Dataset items
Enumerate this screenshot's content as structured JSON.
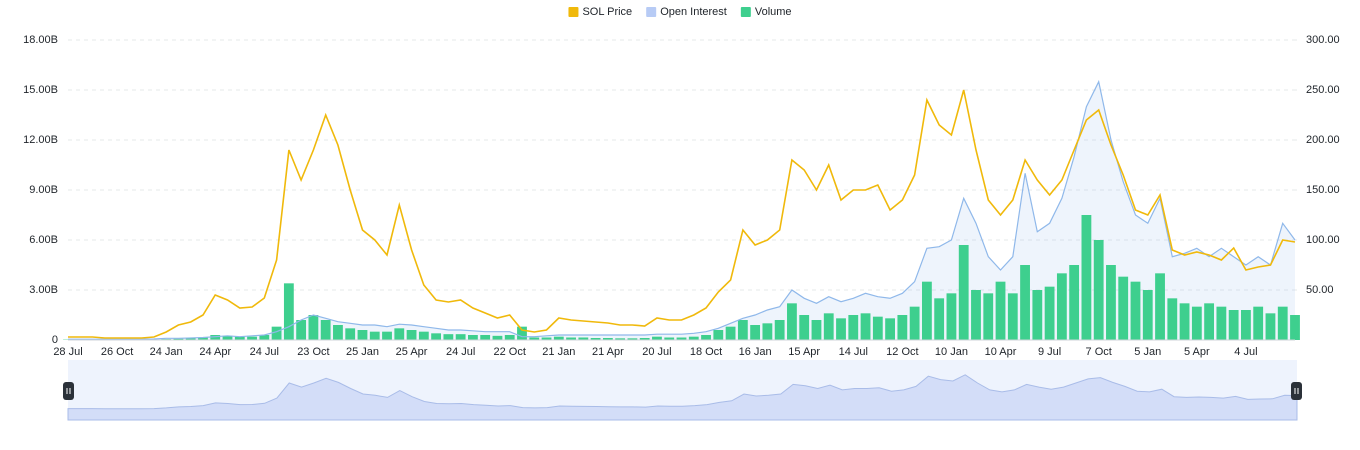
{
  "chart_data": {
    "type": "combo",
    "categories": [
      "28 Jul",
      null,
      null,
      null,
      "26 Oct",
      null,
      null,
      null,
      "24 Jan",
      null,
      null,
      null,
      "24 Apr",
      null,
      null,
      null,
      "24 Jul",
      null,
      null,
      null,
      "23 Oct",
      null,
      null,
      null,
      "25 Jan",
      null,
      null,
      null,
      "25 Apr",
      null,
      null,
      null,
      "24 Jul",
      null,
      null,
      null,
      "22 Oct",
      null,
      null,
      null,
      "21 Jan",
      null,
      null,
      null,
      "21 Apr",
      null,
      null,
      null,
      "20 Jul",
      null,
      null,
      null,
      "18 Oct",
      null,
      null,
      null,
      "16 Jan",
      null,
      null,
      null,
      "15 Apr",
      null,
      null,
      null,
      "14 Jul",
      null,
      null,
      null,
      "12 Oct",
      null,
      null,
      null,
      "10 Jan",
      null,
      null,
      null,
      "10 Apr",
      null,
      null,
      null,
      "9 Jul",
      null,
      null,
      null,
      "7 Oct",
      null,
      null,
      null,
      "5 Jan",
      null,
      null,
      null,
      "5 Apr",
      null,
      null,
      null,
      "4 Jul",
      null,
      null,
      null,
      null
    ],
    "series": [
      {
        "name": "SOL Price",
        "type": "line",
        "axis": "y2",
        "color": "#f0b90b",
        "values": [
          3,
          3,
          3,
          2,
          2,
          2,
          2,
          3,
          8,
          15,
          18,
          25,
          45,
          40,
          32,
          33,
          42,
          80,
          190,
          160,
          190,
          225,
          195,
          150,
          110,
          100,
          85,
          135,
          90,
          55,
          40,
          38,
          40,
          32,
          27,
          22,
          25,
          10,
          8,
          10,
          22,
          20,
          19,
          18,
          17,
          15,
          15,
          14,
          22,
          20,
          20,
          25,
          32,
          48,
          60,
          110,
          95,
          100,
          110,
          180,
          170,
          150,
          175,
          140,
          150,
          150,
          155,
          130,
          140,
          165,
          240,
          215,
          205,
          250,
          190,
          140,
          125,
          140,
          180,
          160,
          145,
          160,
          190,
          220,
          230,
          195,
          165,
          130,
          125,
          145,
          90,
          85,
          88,
          85,
          80,
          92,
          70,
          73,
          75,
          100,
          98
        ]
      },
      {
        "name": "Open Interest",
        "type": "area",
        "color": "#8fb8ea",
        "values": [
          50000000.0,
          50000000.0,
          50000000.0,
          50000000.0,
          50000000.0,
          50000000.0,
          50000000.0,
          60000000.0,
          100000000.0,
          100000000.0,
          120000000.0,
          150000000.0,
          200000000.0,
          250000000.0,
          200000000.0,
          250000000.0,
          300000000.0,
          500000000.0,
          800000000.0,
          1200000000.0,
          1500000000.0,
          1300000000.0,
          1100000000.0,
          1000000000.0,
          900000000.0,
          900000000.0,
          800000000.0,
          950000000.0,
          900000000.0,
          800000000.0,
          700000000.0,
          600000000.0,
          600000000.0,
          550000000.0,
          500000000.0,
          500000000.0,
          500000000.0,
          200000000.0,
          200000000.0,
          250000000.0,
          300000000.0,
          300000000.0,
          300000000.0,
          300000000.0,
          300000000.0,
          300000000.0,
          300000000.0,
          300000000.0,
          350000000.0,
          350000000.0,
          350000000.0,
          400000000.0,
          500000000.0,
          700000000.0,
          1000000000.0,
          1300000000.0,
          1500000000.0,
          1800000000.0,
          2000000000.0,
          3000000000.0,
          2500000000.0,
          2200000000.0,
          2600000000.0,
          2300000000.0,
          2500000000.0,
          2800000000.0,
          2600000000.0,
          2500000000.0,
          2800000000.0,
          3500000000.0,
          5500000000.0,
          5600000000.0,
          6000000000.0,
          8500000000.0,
          7000000000.0,
          5000000000.0,
          4200000000.0,
          5000000000.0,
          10000000000.0,
          6500000000.0,
          7000000000.0,
          8500000000.0,
          11000000000.0,
          14000000000.0,
          15500000000.0,
          12000000000.0,
          9500000000.0,
          7500000000.0,
          7000000000.0,
          8500000000.0,
          5000000000.0,
          5200000000.0,
          5500000000.0,
          5000000000.0,
          5500000000.0,
          5000000000.0,
          4500000000.0,
          5000000000.0,
          4500000000.0,
          7000000000.0,
          6000000000.0
        ]
      },
      {
        "name": "Volume",
        "type": "bar",
        "color": "#3ecf8e",
        "values": [
          20000000.0,
          20000000.0,
          20000000.0,
          20000000.0,
          20000000.0,
          20000000.0,
          20000000.0,
          30000000.0,
          50000000.0,
          80000000.0,
          100000000.0,
          150000000.0,
          300000000.0,
          250000000.0,
          200000000.0,
          200000000.0,
          300000000.0,
          800000000.0,
          3400000000.0,
          1200000000.0,
          1500000000.0,
          1200000000.0,
          900000000.0,
          700000000.0,
          600000000.0,
          500000000.0,
          500000000.0,
          700000000.0,
          600000000.0,
          500000000.0,
          400000000.0,
          350000000.0,
          350000000.0,
          300000000.0,
          300000000.0,
          250000000.0,
          300000000.0,
          800000000.0,
          150000000.0,
          150000000.0,
          200000000.0,
          150000000.0,
          150000000.0,
          120000000.0,
          120000000.0,
          100000000.0,
          100000000.0,
          120000000.0,
          200000000.0,
          150000000.0,
          150000000.0,
          200000000.0,
          300000000.0,
          600000000.0,
          800000000.0,
          1200000000.0,
          900000000.0,
          1000000000.0,
          1200000000.0,
          2200000000.0,
          1500000000.0,
          1200000000.0,
          1600000000.0,
          1300000000.0,
          1500000000.0,
          1600000000.0,
          1400000000.0,
          1300000000.0,
          1500000000.0,
          2000000000.0,
          3500000000.0,
          2500000000.0,
          2800000000.0,
          5700000000.0,
          3000000000.0,
          2800000000.0,
          3500000000.0,
          2800000000.0,
          4500000000.0,
          3000000000.0,
          3200000000.0,
          4000000000.0,
          4500000000.0,
          7500000000.0,
          6000000000.0,
          4500000000.0,
          3800000000.0,
          3500000000.0,
          3000000000.0,
          4000000000.0,
          2500000000.0,
          2200000000.0,
          2000000000.0,
          2200000000.0,
          2000000000.0,
          1800000000.0,
          1800000000.0,
          2000000000.0,
          1600000000.0,
          2000000000.0,
          1500000000.0
        ]
      }
    ],
    "ylim": [
      0,
      18000000000
    ],
    "yticks": [
      0,
      {
        "value": 3000000000,
        "label": "3.00B"
      },
      {
        "value": 6000000000,
        "label": "6.00B"
      },
      {
        "value": 9000000000,
        "label": "9.00B"
      },
      {
        "value": 12000000000,
        "label": "12.00B"
      },
      {
        "value": 15000000000,
        "label": "15.00B"
      },
      {
        "value": 18000000000,
        "label": "18.00B"
      }
    ],
    "y2lim": [
      0,
      300
    ],
    "y2ticks": [
      {
        "value": 50,
        "label": "50.00"
      },
      {
        "value": 100,
        "label": "100.00"
      },
      {
        "value": 150,
        "label": "150.00"
      },
      {
        "value": 200,
        "label": "200.00"
      },
      {
        "value": 250,
        "label": "250.00"
      },
      {
        "value": 300,
        "label": "300.00"
      }
    ],
    "grid": true,
    "legend": "top"
  }
}
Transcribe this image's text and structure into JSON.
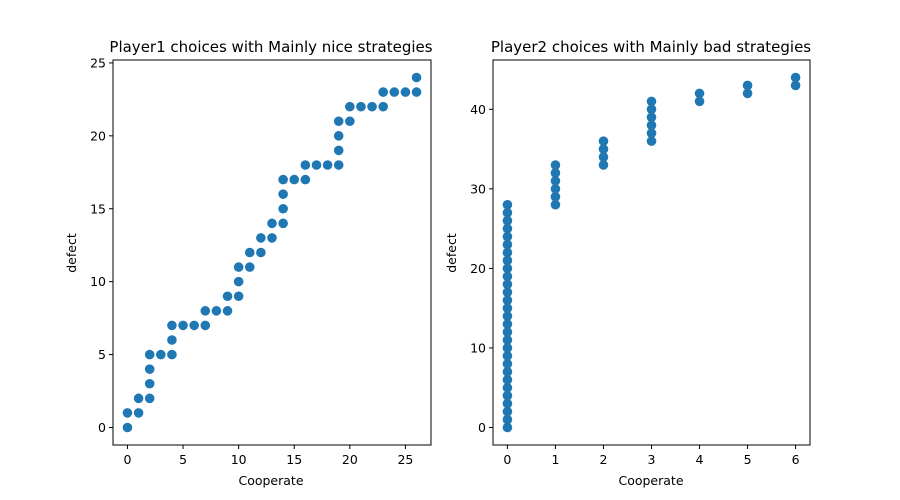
{
  "chart_data": [
    {
      "type": "scatter",
      "title": "Player1 choices with Mainly nice strategies",
      "xlabel": "Cooperate",
      "ylabel": "defect",
      "xlim": [
        -1.3,
        27.3
      ],
      "ylim": [
        -1.2,
        25.2
      ],
      "xticks": [
        0,
        5,
        10,
        15,
        20,
        25
      ],
      "yticks": [
        0,
        5,
        10,
        15,
        20,
        25
      ],
      "grid": false,
      "color": "#1f77b4",
      "points": [
        [
          0,
          0
        ],
        [
          0,
          1
        ],
        [
          1,
          1
        ],
        [
          1,
          2
        ],
        [
          2,
          2
        ],
        [
          2,
          3
        ],
        [
          2,
          4
        ],
        [
          2,
          5
        ],
        [
          3,
          5
        ],
        [
          4,
          5
        ],
        [
          4,
          6
        ],
        [
          4,
          7
        ],
        [
          5,
          7
        ],
        [
          6,
          7
        ],
        [
          7,
          7
        ],
        [
          7,
          8
        ],
        [
          8,
          8
        ],
        [
          9,
          8
        ],
        [
          9,
          9
        ],
        [
          10,
          9
        ],
        [
          10,
          10
        ],
        [
          10,
          11
        ],
        [
          11,
          11
        ],
        [
          11,
          12
        ],
        [
          12,
          12
        ],
        [
          12,
          13
        ],
        [
          13,
          13
        ],
        [
          13,
          14
        ],
        [
          14,
          14
        ],
        [
          14,
          15
        ],
        [
          14,
          16
        ],
        [
          14,
          17
        ],
        [
          15,
          17
        ],
        [
          16,
          17
        ],
        [
          16,
          18
        ],
        [
          17,
          18
        ],
        [
          18,
          18
        ],
        [
          19,
          18
        ],
        [
          19,
          19
        ],
        [
          19,
          20
        ],
        [
          19,
          21
        ],
        [
          20,
          21
        ],
        [
          20,
          22
        ],
        [
          21,
          22
        ],
        [
          22,
          22
        ],
        [
          23,
          22
        ],
        [
          23,
          23
        ],
        [
          24,
          23
        ],
        [
          25,
          23
        ],
        [
          26,
          23
        ],
        [
          26,
          24
        ]
      ]
    },
    {
      "type": "scatter",
      "title": "Player2 choices with Mainly bad strategies",
      "xlabel": "Cooperate",
      "ylabel": "defect",
      "xlim": [
        -0.3,
        6.3
      ],
      "ylim": [
        -2.2,
        46.2
      ],
      "xticks": [
        0,
        1,
        2,
        3,
        4,
        5,
        6
      ],
      "yticks": [
        0,
        10,
        20,
        30,
        40
      ],
      "grid": false,
      "color": "#1f77b4",
      "points": [
        [
          0,
          0
        ],
        [
          0,
          1
        ],
        [
          0,
          2
        ],
        [
          0,
          3
        ],
        [
          0,
          4
        ],
        [
          0,
          5
        ],
        [
          0,
          6
        ],
        [
          0,
          7
        ],
        [
          0,
          8
        ],
        [
          0,
          9
        ],
        [
          0,
          10
        ],
        [
          0,
          11
        ],
        [
          0,
          12
        ],
        [
          0,
          13
        ],
        [
          0,
          14
        ],
        [
          0,
          15
        ],
        [
          0,
          16
        ],
        [
          0,
          17
        ],
        [
          0,
          18
        ],
        [
          0,
          19
        ],
        [
          0,
          20
        ],
        [
          0,
          21
        ],
        [
          0,
          22
        ],
        [
          0,
          23
        ],
        [
          0,
          24
        ],
        [
          0,
          25
        ],
        [
          0,
          26
        ],
        [
          0,
          27
        ],
        [
          0,
          28
        ],
        [
          1,
          28
        ],
        [
          1,
          29
        ],
        [
          1,
          30
        ],
        [
          1,
          31
        ],
        [
          1,
          32
        ],
        [
          1,
          33
        ],
        [
          2,
          33
        ],
        [
          2,
          34
        ],
        [
          2,
          35
        ],
        [
          2,
          36
        ],
        [
          3,
          36
        ],
        [
          3,
          37
        ],
        [
          3,
          38
        ],
        [
          3,
          39
        ],
        [
          3,
          40
        ],
        [
          3,
          41
        ],
        [
          4,
          41
        ],
        [
          4,
          42
        ],
        [
          5,
          42
        ],
        [
          5,
          43
        ],
        [
          6,
          43
        ],
        [
          6,
          44
        ]
      ]
    }
  ]
}
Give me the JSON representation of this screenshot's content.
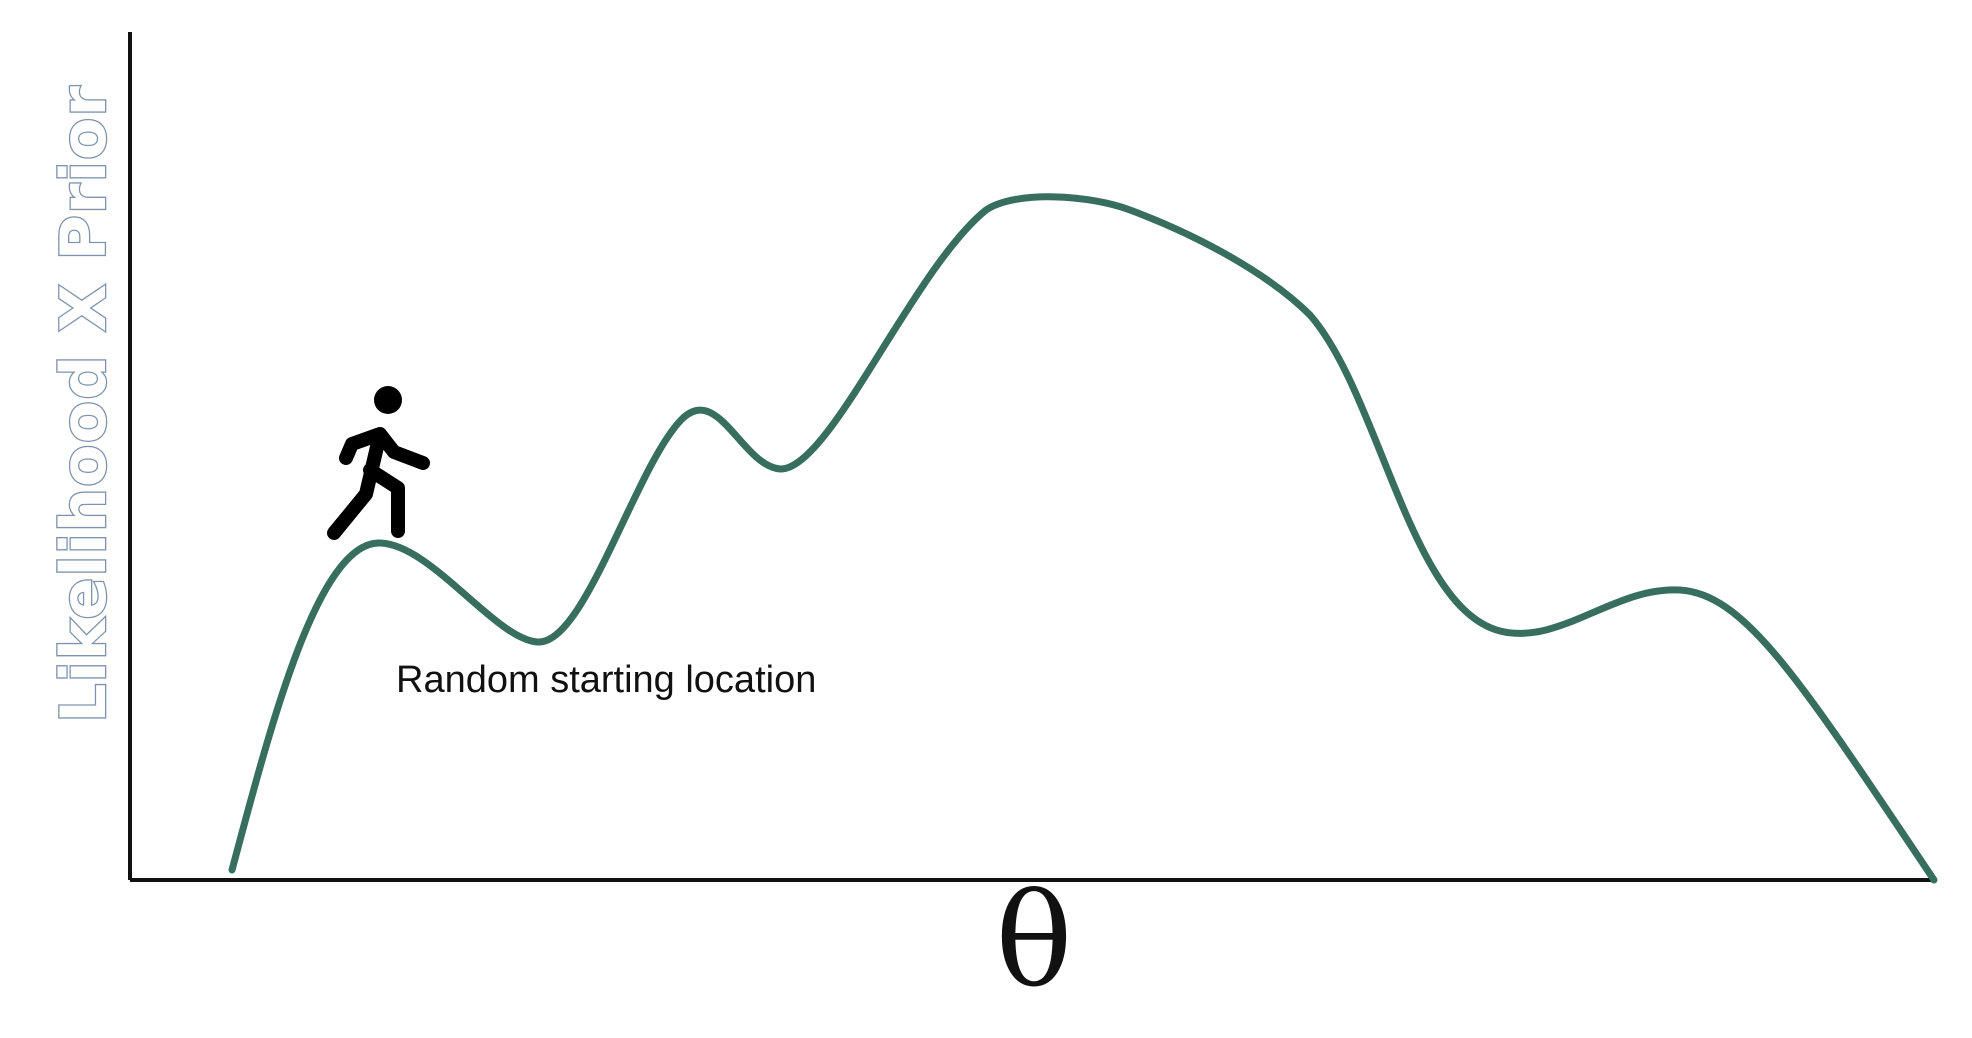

*REQUIREMENT*
Find out how many lines in the listing contain the string "screenshot". Give the number alone.

*RESPONSE*
2